Entries taken from a collection
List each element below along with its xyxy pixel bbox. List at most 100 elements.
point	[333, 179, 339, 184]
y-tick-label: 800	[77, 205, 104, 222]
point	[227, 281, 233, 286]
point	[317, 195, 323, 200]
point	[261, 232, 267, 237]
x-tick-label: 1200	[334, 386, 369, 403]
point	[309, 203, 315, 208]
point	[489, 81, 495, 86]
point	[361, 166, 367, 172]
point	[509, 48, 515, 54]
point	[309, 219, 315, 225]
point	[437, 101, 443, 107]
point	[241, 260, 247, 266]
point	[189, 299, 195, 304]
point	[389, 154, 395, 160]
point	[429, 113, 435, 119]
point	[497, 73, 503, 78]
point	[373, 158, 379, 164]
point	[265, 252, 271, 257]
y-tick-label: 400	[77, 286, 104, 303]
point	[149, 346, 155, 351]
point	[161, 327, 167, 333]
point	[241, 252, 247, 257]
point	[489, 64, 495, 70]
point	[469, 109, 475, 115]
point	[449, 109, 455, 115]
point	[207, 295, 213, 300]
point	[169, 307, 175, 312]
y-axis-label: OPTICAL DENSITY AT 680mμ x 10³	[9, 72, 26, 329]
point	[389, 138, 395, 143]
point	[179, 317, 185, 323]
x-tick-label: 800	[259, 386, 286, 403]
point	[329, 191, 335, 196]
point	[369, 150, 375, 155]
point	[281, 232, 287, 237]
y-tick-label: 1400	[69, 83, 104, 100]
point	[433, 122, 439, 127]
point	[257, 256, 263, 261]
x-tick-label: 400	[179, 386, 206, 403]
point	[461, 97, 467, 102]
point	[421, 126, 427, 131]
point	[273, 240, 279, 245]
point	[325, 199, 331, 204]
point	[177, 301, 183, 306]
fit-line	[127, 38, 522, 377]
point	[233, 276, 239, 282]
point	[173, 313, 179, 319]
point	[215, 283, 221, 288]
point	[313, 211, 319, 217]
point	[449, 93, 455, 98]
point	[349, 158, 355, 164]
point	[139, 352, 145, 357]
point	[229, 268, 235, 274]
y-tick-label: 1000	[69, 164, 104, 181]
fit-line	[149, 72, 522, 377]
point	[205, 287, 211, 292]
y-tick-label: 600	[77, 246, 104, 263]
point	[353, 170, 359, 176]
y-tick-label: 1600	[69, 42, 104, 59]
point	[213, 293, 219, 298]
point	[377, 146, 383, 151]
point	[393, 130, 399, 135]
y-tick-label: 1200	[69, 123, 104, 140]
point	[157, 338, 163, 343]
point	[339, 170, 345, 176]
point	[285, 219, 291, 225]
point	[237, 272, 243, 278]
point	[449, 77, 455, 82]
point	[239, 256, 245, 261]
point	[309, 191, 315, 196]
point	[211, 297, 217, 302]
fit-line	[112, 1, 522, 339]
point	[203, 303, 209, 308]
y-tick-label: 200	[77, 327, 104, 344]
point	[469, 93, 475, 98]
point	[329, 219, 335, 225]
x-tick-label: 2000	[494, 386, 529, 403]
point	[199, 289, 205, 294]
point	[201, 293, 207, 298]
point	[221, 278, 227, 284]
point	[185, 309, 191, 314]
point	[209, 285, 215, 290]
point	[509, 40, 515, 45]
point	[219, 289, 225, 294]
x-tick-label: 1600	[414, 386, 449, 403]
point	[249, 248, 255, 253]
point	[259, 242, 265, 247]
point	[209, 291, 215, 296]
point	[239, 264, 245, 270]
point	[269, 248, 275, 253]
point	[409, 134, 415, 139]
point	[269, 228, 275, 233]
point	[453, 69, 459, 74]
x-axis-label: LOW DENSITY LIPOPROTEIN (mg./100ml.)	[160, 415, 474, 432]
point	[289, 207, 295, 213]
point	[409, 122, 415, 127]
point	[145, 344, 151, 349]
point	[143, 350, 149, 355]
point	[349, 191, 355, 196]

◆ Action item ◆
Output the data once more, exactly as given.

◆ Task output ◆
List each element below along with its xyxy pixel bbox. List at most 100 elements.
point	[333, 179, 339, 184]
y-tick-label: 800	[77, 205, 104, 222]
point	[227, 281, 233, 286]
point	[317, 195, 323, 200]
point	[261, 232, 267, 237]
x-tick-label: 1200	[334, 386, 369, 403]
point	[309, 203, 315, 208]
point	[489, 81, 495, 86]
point	[361, 166, 367, 172]
point	[509, 48, 515, 54]
point	[309, 219, 315, 225]
point	[437, 101, 443, 107]
point	[241, 260, 247, 266]
point	[189, 299, 195, 304]
point	[389, 154, 395, 160]
point	[429, 113, 435, 119]
point	[497, 73, 503, 78]
point	[373, 158, 379, 164]
point	[265, 252, 271, 257]
y-tick-label: 400	[77, 286, 104, 303]
point	[149, 346, 155, 351]
point	[161, 327, 167, 333]
point	[241, 252, 247, 257]
point	[489, 64, 495, 70]
point	[469, 109, 475, 115]
point	[449, 109, 455, 115]
point	[207, 295, 213, 300]
point	[169, 307, 175, 312]
y-axis-label: OPTICAL DENSITY AT 680mμ x 10³	[9, 72, 26, 329]
point	[389, 138, 395, 143]
point	[179, 317, 185, 323]
x-tick-label: 800	[259, 386, 286, 403]
point	[329, 191, 335, 196]
point	[369, 150, 375, 155]
point	[281, 232, 287, 237]
y-tick-label: 1400	[69, 83, 104, 100]
point	[433, 122, 439, 127]
point	[257, 256, 263, 261]
x-tick-label: 400	[179, 386, 206, 403]
point	[461, 97, 467, 102]
point	[421, 126, 427, 131]
point	[273, 240, 279, 245]
point	[325, 199, 331, 204]
point	[177, 301, 183, 306]
fit-line	[127, 38, 522, 377]
point	[233, 276, 239, 282]
point	[173, 313, 179, 319]
point	[215, 283, 221, 288]
point	[313, 211, 319, 217]
point	[449, 93, 455, 98]
point	[349, 158, 355, 164]
point	[139, 352, 145, 357]
point	[229, 268, 235, 274]
y-tick-label: 1000	[69, 164, 104, 181]
fit-line	[149, 72, 522, 377]
point	[205, 287, 211, 292]
y-tick-label: 600	[77, 246, 104, 263]
point	[353, 170, 359, 176]
y-tick-label: 1600	[69, 42, 104, 59]
point	[213, 293, 219, 298]
point	[377, 146, 383, 151]
point	[393, 130, 399, 135]
y-tick-label: 1200	[69, 123, 104, 140]
point	[157, 338, 163, 343]
point	[339, 170, 345, 176]
point	[285, 219, 291, 225]
point	[237, 272, 243, 278]
point	[449, 77, 455, 82]
point	[239, 256, 245, 261]
point	[309, 191, 315, 196]
point	[211, 297, 217, 302]
fit-line	[112, 1, 522, 339]
point	[203, 303, 209, 308]
y-tick-label: 200	[77, 327, 104, 344]
point	[469, 93, 475, 98]
point	[329, 219, 335, 225]
x-tick-label: 2000	[494, 386, 529, 403]
point	[199, 289, 205, 294]
point	[201, 293, 207, 298]
point	[221, 278, 227, 284]
point	[185, 309, 191, 314]
point	[209, 285, 215, 290]
point	[509, 40, 515, 45]
point	[219, 289, 225, 294]
x-tick-label: 1600	[414, 386, 449, 403]
point	[249, 248, 255, 253]
point	[259, 242, 265, 247]
point	[209, 291, 215, 296]
point	[239, 264, 245, 270]
point	[269, 248, 275, 253]
point	[409, 134, 415, 139]
point	[269, 228, 275, 233]
point	[453, 69, 459, 74]
x-axis-label: LOW DENSITY LIPOPROTEIN (mg./100ml.)	[160, 415, 474, 432]
point	[289, 207, 295, 213]
point	[409, 122, 415, 127]
point	[145, 344, 151, 349]
point	[143, 350, 149, 355]
point	[349, 191, 355, 196]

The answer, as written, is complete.